STATED EXERCISE: Will you transcribe the entries that follow, exactly and in full?

RECORDS PROVIDED:
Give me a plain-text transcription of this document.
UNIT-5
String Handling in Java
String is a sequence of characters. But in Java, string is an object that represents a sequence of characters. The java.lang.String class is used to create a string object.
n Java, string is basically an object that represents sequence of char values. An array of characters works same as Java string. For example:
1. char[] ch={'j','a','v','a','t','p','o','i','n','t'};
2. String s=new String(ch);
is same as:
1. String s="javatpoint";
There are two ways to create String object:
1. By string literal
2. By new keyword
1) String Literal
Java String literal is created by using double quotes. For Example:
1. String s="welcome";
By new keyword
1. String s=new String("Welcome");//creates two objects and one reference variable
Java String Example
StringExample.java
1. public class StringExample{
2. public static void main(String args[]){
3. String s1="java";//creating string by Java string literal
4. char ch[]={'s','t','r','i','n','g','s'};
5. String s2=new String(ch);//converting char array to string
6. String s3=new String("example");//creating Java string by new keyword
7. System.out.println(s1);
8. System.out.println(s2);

RESULT OF THE EXERCISE:
Give me a plain-text transcription of this document.
UNIT-5
String Handling in Java
String is a sequence of characters. But in Java, string is an object that represents a sequence of characters. The java.lang.String class is used to create a string object.
n Java, string is basically an object that represents sequence of char values. An array of characters works same as Java string. For example:
1. char[] ch={'j','a','v','a','t','p','o','i','n','t'};
2. String s=new String(ch);
is same as:
1. String s="javatpoint";
There are two ways to create String object:
1. By string literal
2. By new keyword
1) String Literal
Java String literal is created by using double quotes. For Example:
1. String s="welcome";
By new keyword
1. String s=new String("Welcome");//creates two objects and one reference variable
Java String Example
StringExample.java
1. public class StringExample{
2. public static void main(String args[]){
3. String s1="java";//creating string by Java string literal
4. char ch[]={'s','t','r','i','n','g','s'};
5. String s2=new String(ch);//converting char array to string
6. String s3=new String("example");//creating Java string by new keyword
7. System.out.println(s1);
8. System.out.println(s2);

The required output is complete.